> [INSTRUCTIONS FOR THE TASK] Copy every line, leaving nothing out and adding nothing.

(Records that describe figures)

----------

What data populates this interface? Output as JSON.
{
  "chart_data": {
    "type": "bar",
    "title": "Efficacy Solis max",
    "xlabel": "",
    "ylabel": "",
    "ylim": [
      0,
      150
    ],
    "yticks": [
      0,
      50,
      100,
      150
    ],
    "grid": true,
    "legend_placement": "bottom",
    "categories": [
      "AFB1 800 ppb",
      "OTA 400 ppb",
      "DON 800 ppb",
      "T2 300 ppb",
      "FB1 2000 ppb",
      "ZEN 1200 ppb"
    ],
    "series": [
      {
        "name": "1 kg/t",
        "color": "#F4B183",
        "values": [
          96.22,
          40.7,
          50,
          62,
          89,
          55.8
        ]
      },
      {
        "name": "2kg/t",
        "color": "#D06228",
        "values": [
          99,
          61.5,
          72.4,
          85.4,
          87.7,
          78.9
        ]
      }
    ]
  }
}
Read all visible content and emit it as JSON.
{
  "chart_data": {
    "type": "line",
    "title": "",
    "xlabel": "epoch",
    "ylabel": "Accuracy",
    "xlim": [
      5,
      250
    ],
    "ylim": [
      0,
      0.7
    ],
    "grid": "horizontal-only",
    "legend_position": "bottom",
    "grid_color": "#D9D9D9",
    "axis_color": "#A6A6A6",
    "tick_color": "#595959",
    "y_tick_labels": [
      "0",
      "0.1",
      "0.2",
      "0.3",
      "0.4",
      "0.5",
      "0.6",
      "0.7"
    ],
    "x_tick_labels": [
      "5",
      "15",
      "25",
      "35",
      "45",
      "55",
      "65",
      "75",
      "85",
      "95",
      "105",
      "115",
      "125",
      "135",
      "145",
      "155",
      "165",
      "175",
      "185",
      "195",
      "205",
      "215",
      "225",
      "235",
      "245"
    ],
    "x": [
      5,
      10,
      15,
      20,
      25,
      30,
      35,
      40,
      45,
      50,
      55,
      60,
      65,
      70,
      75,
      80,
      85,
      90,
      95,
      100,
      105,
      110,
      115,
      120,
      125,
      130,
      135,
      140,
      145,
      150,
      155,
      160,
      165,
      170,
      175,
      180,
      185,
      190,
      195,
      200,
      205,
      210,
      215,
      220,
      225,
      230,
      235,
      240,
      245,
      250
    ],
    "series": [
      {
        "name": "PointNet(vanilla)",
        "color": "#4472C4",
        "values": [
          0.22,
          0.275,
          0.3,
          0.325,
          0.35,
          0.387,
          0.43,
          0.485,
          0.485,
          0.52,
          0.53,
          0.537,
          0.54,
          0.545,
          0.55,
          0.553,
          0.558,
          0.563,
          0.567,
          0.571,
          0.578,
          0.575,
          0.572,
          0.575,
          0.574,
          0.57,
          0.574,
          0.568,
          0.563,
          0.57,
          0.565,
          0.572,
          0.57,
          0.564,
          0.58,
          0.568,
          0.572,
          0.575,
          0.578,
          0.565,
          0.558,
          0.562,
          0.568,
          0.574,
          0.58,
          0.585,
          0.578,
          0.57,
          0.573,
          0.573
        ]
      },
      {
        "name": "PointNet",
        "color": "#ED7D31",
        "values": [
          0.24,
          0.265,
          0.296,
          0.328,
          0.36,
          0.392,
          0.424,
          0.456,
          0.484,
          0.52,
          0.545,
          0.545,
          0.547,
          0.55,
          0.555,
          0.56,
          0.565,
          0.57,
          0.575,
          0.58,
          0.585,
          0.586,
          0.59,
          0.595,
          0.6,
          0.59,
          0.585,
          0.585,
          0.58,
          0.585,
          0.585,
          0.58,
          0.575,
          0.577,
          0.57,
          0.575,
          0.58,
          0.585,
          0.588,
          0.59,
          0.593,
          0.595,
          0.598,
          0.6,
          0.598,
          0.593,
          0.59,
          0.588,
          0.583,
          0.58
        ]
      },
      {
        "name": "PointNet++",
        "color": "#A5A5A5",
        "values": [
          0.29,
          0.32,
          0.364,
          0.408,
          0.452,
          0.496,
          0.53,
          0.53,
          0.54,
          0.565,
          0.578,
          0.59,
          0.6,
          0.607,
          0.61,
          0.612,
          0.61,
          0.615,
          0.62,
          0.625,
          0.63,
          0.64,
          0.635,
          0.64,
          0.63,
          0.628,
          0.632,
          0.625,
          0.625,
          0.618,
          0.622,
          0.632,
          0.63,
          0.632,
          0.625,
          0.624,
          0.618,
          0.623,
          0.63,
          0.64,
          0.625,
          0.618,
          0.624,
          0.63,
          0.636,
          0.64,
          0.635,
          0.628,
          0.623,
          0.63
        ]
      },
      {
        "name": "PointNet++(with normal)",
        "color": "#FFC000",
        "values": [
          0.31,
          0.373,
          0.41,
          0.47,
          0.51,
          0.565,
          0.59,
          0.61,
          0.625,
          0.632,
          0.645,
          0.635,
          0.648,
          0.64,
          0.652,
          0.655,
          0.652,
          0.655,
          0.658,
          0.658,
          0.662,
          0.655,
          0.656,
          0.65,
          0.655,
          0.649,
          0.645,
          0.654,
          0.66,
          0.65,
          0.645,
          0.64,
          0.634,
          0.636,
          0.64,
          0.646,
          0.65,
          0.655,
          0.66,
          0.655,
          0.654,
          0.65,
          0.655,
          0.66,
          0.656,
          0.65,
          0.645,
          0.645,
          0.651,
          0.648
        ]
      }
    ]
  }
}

----------

> [RESULT OF THE TASK]
What data populates this interface? Output as JSON.
{
  "chart_data": {
    "type": "bar",
    "title": "Efficacy Solis max",
    "xlabel": "",
    "ylabel": "",
    "ylim": [
      0,
      150
    ],
    "yticks": [
      0,
      50,
      100,
      150
    ],
    "grid": true,
    "legend_placement": "bottom",
    "categories": [
      "AFB1 800 ppb",
      "OTA 400 ppb",
      "DON 800 ppb",
      "T2 300 ppb",
      "FB1 2000 ppb",
      "ZEN 1200 ppb"
    ],
    "series": [
      {
        "name": "1 kg/t",
        "color": "#F4B183",
        "values": [
          96.22,
          40.7,
          50,
          62,
          89,
          55.8
        ]
      },
      {
        "name": "2kg/t",
        "color": "#D06228",
        "values": [
          99,
          61.5,
          72.4,
          85.4,
          87.7,
          78.9
        ]
      }
    ]
  }
}
Read all visible content and emit it as JSON.
{
  "chart_data": {
    "type": "line",
    "title": "",
    "xlabel": "epoch",
    "ylabel": "Accuracy",
    "xlim": [
      5,
      250
    ],
    "ylim": [
      0,
      0.7
    ],
    "grid": "horizontal-only",
    "legend_position": "bottom",
    "grid_color": "#D9D9D9",
    "axis_color": "#A6A6A6",
    "tick_color": "#595959",
    "y_tick_labels": [
      "0",
      "0.1",
      "0.2",
      "0.3",
      "0.4",
      "0.5",
      "0.6",
      "0.7"
    ],
    "x_tick_labels": [
      "5",
      "15",
      "25",
      "35",
      "45",
      "55",
      "65",
      "75",
      "85",
      "95",
      "105",
      "115",
      "125",
      "135",
      "145",
      "155",
      "165",
      "175",
      "185",
      "195",
      "205",
      "215",
      "225",
      "235",
      "245"
    ],
    "x": [
      5,
      10,
      15,
      20,
      25,
      30,
      35,
      40,
      45,
      50,
      55,
      60,
      65,
      70,
      75,
      80,
      85,
      90,
      95,
      100,
      105,
      110,
      115,
      120,
      125,
      130,
      135,
      140,
      145,
      150,
      155,
      160,
      165,
      170,
      175,
      180,
      185,
      190,
      195,
      200,
      205,
      210,
      215,
      220,
      225,
      230,
      235,
      240,
      245,
      250
    ],
    "series": [
      {
        "name": "PointNet(vanilla)",
        "color": "#4472C4",
        "values": [
          0.22,
          0.275,
          0.3,
          0.325,
          0.35,
          0.387,
          0.43,
          0.485,
          0.485,
          0.52,
          0.53,
          0.537,
          0.54,
          0.545,
          0.55,
          0.553,
          0.558,
          0.563,
          0.567,
          0.571,
          0.578,
          0.575,
          0.572,
          0.575,
          0.574,
          0.57,
          0.574,
          0.568,
          0.563,
          0.57,
          0.565,
          0.572,
          0.57,
          0.564,
          0.58,
          0.568,
          0.572,
          0.575,
          0.578,
          0.565,
          0.558,
          0.562,
          0.568,
          0.574,
          0.58,
          0.585,
          0.578,
          0.57,
          0.573,
          0.573
        ]
      },
      {
        "name": "PointNet",
        "color": "#ED7D31",
        "values": [
          0.24,
          0.265,
          0.296,
          0.328,
          0.36,
          0.392,
          0.424,
          0.456,
          0.484,
          0.52,
          0.545,
          0.545,
          0.547,
          0.55,
          0.555,
          0.56,
          0.565,
          0.57,
          0.575,
          0.58,
          0.585,
          0.586,
          0.59,
          0.595,
          0.6,
          0.59,
          0.585,
          0.585,
          0.58,
          0.585,
          0.585,
          0.58,
          0.575,
          0.577,
          0.57,
          0.575,
          0.58,
          0.585,
          0.588,
          0.59,
          0.593,
          0.595,
          0.598,
          0.6,
          0.598,
          0.593,
          0.59,
          0.588,
          0.583,
          0.58
        ]
      },
      {
        "name": "PointNet++",
        "color": "#A5A5A5",
        "values": [
          0.29,
          0.32,
          0.364,
          0.408,
          0.452,
          0.496,
          0.53,
          0.53,
          0.54,
          0.565,
          0.578,
          0.59,
          0.6,
          0.607,
          0.61,
          0.612,
          0.61,
          0.615,
          0.62,
          0.625,
          0.63,
          0.64,
          0.635,
          0.64,
          0.63,
          0.628,
          0.632,
          0.625,
          0.625,
          0.618,
          0.622,
          0.632,
          0.63,
          0.632,
          0.625,
          0.624,
          0.618,
          0.623,
          0.63,
          0.64,
          0.625,
          0.618,
          0.624,
          0.63,
          0.636,
          0.64,
          0.635,
          0.628,
          0.623,
          0.63
        ]
      },
      {
        "name": "PointNet++(with normal)",
        "color": "#FFC000",
        "values": [
          0.31,
          0.373,
          0.41,
          0.47,
          0.51,
          0.565,
          0.59,
          0.61,
          0.625,
          0.632,
          0.645,
          0.635,
          0.648,
          0.64,
          0.652,
          0.655,
          0.652,
          0.655,
          0.658,
          0.658,
          0.662,
          0.655,
          0.656,
          0.65,
          0.655,
          0.649,
          0.645,
          0.654,
          0.66,
          0.65,
          0.645,
          0.64,
          0.634,
          0.636,
          0.64,
          0.646,
          0.65,
          0.655,
          0.66,
          0.655,
          0.654,
          0.65,
          0.655,
          0.66,
          0.656,
          0.65,
          0.645,
          0.645,
          0.651,
          0.648
        ]
      }
    ]
  }
}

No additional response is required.